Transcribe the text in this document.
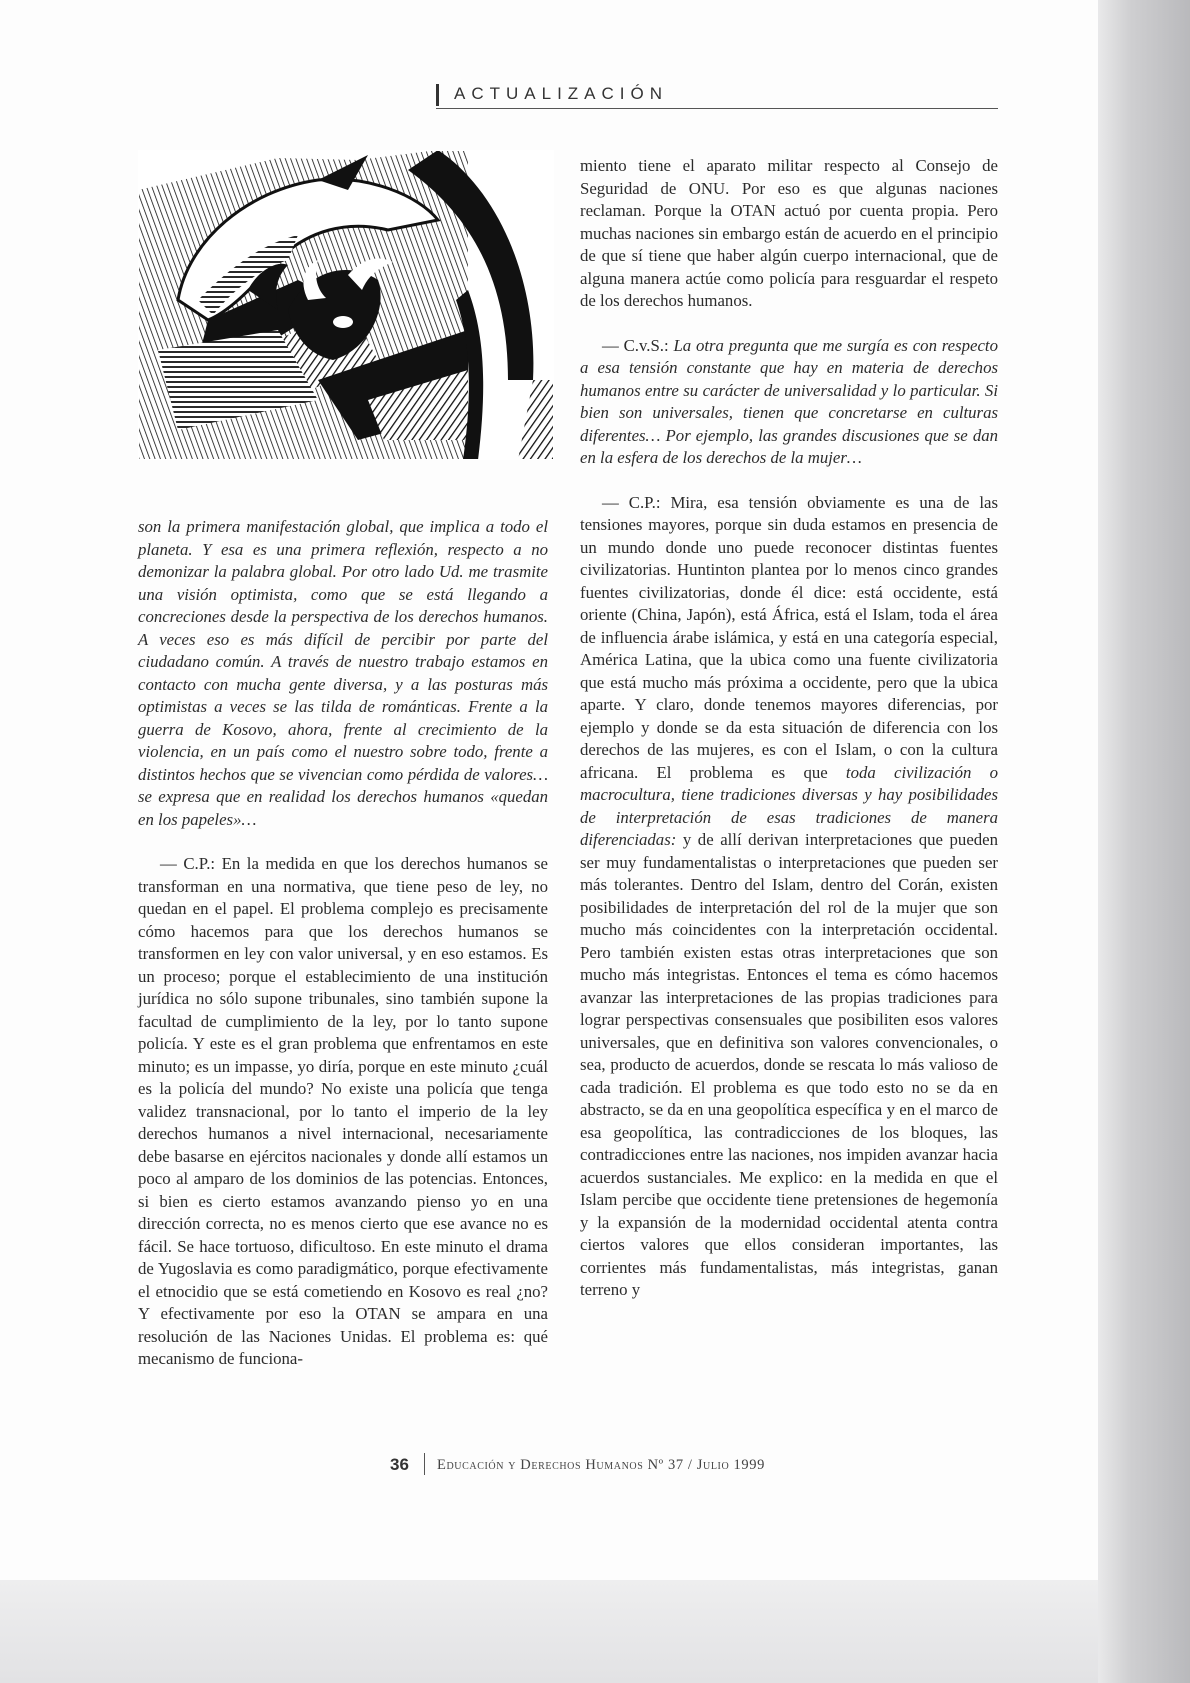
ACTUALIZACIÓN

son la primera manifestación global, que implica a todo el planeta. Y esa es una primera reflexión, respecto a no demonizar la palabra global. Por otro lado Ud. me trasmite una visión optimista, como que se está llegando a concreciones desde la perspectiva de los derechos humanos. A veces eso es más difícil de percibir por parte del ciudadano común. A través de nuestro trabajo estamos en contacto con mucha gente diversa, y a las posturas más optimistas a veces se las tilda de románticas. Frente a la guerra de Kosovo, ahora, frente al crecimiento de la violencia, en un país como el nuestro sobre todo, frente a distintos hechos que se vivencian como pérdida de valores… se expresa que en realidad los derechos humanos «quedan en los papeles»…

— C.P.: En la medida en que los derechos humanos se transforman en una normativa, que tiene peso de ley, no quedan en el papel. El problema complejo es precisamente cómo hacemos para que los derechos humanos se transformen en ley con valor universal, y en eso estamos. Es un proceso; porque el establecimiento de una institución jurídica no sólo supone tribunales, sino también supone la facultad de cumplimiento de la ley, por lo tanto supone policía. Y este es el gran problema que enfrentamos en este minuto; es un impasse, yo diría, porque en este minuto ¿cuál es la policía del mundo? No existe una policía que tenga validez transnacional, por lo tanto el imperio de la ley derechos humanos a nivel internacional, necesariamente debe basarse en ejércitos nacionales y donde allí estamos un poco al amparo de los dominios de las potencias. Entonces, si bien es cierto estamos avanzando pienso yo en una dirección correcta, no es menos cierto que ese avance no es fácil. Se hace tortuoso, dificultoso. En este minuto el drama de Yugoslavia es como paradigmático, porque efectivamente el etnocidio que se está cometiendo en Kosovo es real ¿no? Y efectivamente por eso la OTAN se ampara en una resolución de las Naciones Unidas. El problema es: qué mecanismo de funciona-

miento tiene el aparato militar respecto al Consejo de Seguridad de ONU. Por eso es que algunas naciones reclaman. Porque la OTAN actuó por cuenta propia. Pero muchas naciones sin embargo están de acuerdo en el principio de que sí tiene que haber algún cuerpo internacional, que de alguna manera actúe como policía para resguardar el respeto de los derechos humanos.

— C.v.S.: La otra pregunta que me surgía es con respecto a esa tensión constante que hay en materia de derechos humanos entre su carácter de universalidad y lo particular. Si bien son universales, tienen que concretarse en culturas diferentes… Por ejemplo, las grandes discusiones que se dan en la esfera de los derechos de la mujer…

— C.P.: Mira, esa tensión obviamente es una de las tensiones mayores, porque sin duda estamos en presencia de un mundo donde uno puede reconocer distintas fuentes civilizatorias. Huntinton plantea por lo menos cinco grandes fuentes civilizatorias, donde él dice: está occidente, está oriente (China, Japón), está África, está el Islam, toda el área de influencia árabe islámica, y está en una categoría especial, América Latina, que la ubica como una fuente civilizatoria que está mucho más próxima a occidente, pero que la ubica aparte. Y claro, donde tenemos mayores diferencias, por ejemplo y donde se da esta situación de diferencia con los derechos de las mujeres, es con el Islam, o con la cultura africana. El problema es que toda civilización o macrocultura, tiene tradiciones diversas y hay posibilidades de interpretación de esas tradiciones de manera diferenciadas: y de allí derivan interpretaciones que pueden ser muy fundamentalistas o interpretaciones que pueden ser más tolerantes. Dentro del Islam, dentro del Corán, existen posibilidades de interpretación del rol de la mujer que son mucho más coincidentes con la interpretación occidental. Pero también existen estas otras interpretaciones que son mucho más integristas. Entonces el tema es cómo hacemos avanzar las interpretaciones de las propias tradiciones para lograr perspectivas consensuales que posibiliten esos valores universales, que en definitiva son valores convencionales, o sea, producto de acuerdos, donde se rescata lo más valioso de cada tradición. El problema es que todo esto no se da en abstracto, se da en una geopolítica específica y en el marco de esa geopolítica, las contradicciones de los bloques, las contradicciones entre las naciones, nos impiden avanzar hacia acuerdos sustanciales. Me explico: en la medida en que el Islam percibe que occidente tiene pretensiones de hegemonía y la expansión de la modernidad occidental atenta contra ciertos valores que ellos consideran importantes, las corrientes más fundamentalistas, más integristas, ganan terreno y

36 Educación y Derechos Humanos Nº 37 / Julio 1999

== WHAT THE EXERCISE ASKS ==
Look for lines containing the string "respecto" and copy them all.

== WRITTEN ANSWER ==
son la primera manifestación global, que implica a todo el planeta. Y esa es una primera reflexión, respecto a no demonizar la palabra global. Por otro lado Ud. me trasmite una visión optimista, como que se está llegando a concreciones desde la perspectiva de los derechos humanos. A veces eso es más difícil de percibir por parte del ciudadano común. A través de nuestro trabajo estamos en contacto con mucha gente diversa, y a las posturas más optimistas a veces se las tilda de románticas. Frente a la guerra de Kosovo, ahora, frente al crecimiento de la violencia, en un país como el nuestro sobre todo, frente a distintos hechos que se vivencian como pérdida de valores… se expresa que en realidad los derechos humanos «quedan en los papeles»…
miento tiene el aparato militar respecto al Consejo de Seguridad de ONU. Por eso es que algunas naciones reclaman. Porque la OTAN actuó por cuenta propia. Pero muchas naciones sin embargo están de acuerdo en el principio de que sí tiene que haber algún cuerpo internacional, que de alguna manera actúe como policía para resguardar el respeto de los derechos humanos.
— C.v.S.: La otra pregunta que me surgía es con respecto a esa tensión constante que hay en materia de derechos humanos entre su carácter de universalidad y lo particular. Si bien son universales, tienen que concretarse en culturas diferentes… Por ejemplo, las grandes discusiones que se dan en la esfera de los derechos de la mujer…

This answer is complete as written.